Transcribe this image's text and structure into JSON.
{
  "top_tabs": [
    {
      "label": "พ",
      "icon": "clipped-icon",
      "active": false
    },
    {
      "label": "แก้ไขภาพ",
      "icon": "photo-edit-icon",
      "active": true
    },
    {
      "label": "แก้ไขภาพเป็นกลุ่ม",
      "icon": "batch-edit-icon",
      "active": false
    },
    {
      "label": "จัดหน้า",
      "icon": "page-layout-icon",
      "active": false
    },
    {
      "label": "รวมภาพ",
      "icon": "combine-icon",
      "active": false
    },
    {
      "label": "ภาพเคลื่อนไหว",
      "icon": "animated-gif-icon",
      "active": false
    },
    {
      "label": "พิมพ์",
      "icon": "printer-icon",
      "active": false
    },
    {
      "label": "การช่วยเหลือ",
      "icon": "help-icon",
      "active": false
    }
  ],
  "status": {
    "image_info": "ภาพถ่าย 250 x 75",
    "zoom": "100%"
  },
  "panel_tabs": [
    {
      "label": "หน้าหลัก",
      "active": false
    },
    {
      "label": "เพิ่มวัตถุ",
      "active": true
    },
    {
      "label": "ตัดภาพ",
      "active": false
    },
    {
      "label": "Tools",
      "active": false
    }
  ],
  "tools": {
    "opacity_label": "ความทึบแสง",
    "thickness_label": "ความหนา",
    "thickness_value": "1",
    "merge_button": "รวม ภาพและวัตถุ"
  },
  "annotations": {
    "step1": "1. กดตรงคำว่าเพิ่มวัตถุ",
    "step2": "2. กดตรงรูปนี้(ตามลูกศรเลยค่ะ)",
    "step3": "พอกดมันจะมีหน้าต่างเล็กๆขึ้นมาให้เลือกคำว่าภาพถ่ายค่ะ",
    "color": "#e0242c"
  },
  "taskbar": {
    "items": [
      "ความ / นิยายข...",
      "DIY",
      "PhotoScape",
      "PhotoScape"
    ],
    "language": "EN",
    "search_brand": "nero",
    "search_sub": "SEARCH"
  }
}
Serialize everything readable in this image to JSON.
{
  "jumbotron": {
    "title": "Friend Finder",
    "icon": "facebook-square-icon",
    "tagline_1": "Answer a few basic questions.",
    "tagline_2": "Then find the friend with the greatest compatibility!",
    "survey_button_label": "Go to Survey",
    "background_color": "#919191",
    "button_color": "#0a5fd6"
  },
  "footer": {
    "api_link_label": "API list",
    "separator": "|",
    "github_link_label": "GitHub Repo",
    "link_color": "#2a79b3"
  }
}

^^^^^^^^^^^^^^^^

** Short task **
Take the entries above and transcribe them in full.

** Solution below **
Transcribe this image's text and structure into JSON.
{
  "top_tabs": [
    {
      "label": "พ",
      "icon": "clipped-icon",
      "active": false
    },
    {
      "label": "แก้ไขภาพ",
      "icon": "photo-edit-icon",
      "active": true
    },
    {
      "label": "แก้ไขภาพเป็นกลุ่ม",
      "icon": "batch-edit-icon",
      "active": false
    },
    {
      "label": "จัดหน้า",
      "icon": "page-layout-icon",
      "active": false
    },
    {
      "label": "รวมภาพ",
      "icon": "combine-icon",
      "active": false
    },
    {
      "label": "ภาพเคลื่อนไหว",
      "icon": "animated-gif-icon",
      "active": false
    },
    {
      "label": "พิมพ์",
      "icon": "printer-icon",
      "active": false
    },
    {
      "label": "การช่วยเหลือ",
      "icon": "help-icon",
      "active": false
    }
  ],
  "status": {
    "image_info": "ภาพถ่าย 250 x 75",
    "zoom": "100%"
  },
  "panel_tabs": [
    {
      "label": "หน้าหลัก",
      "active": false
    },
    {
      "label": "เพิ่มวัตถุ",
      "active": true
    },
    {
      "label": "ตัดภาพ",
      "active": false
    },
    {
      "label": "Tools",
      "active": false
    }
  ],
  "tools": {
    "opacity_label": "ความทึบแสง",
    "thickness_label": "ความหนา",
    "thickness_value": "1",
    "merge_button": "รวม ภาพและวัตถุ"
  },
  "annotations": {
    "step1": "1. กดตรงคำว่าเพิ่มวัตถุ",
    "step2": "2. กดตรงรูปนี้(ตามลูกศรเลยค่ะ)",
    "step3": "พอกดมันจะมีหน้าต่างเล็กๆขึ้นมาให้เลือกคำว่าภาพถ่ายค่ะ",
    "color": "#e0242c"
  },
  "taskbar": {
    "items": [
      "ความ / นิยายข...",
      "DIY",
      "PhotoScape",
      "PhotoScape"
    ],
    "language": "EN",
    "search_brand": "nero",
    "search_sub": "SEARCH"
  }
}
Serialize everything readable in this image to JSON.
{
  "jumbotron": {
    "title": "Friend Finder",
    "icon": "facebook-square-icon",
    "tagline_1": "Answer a few basic questions.",
    "tagline_2": "Then find the friend with the greatest compatibility!",
    "survey_button_label": "Go to Survey",
    "background_color": "#919191",
    "button_color": "#0a5fd6"
  },
  "footer": {
    "api_link_label": "API list",
    "separator": "|",
    "github_link_label": "GitHub Repo",
    "link_color": "#2a79b3"
  }
}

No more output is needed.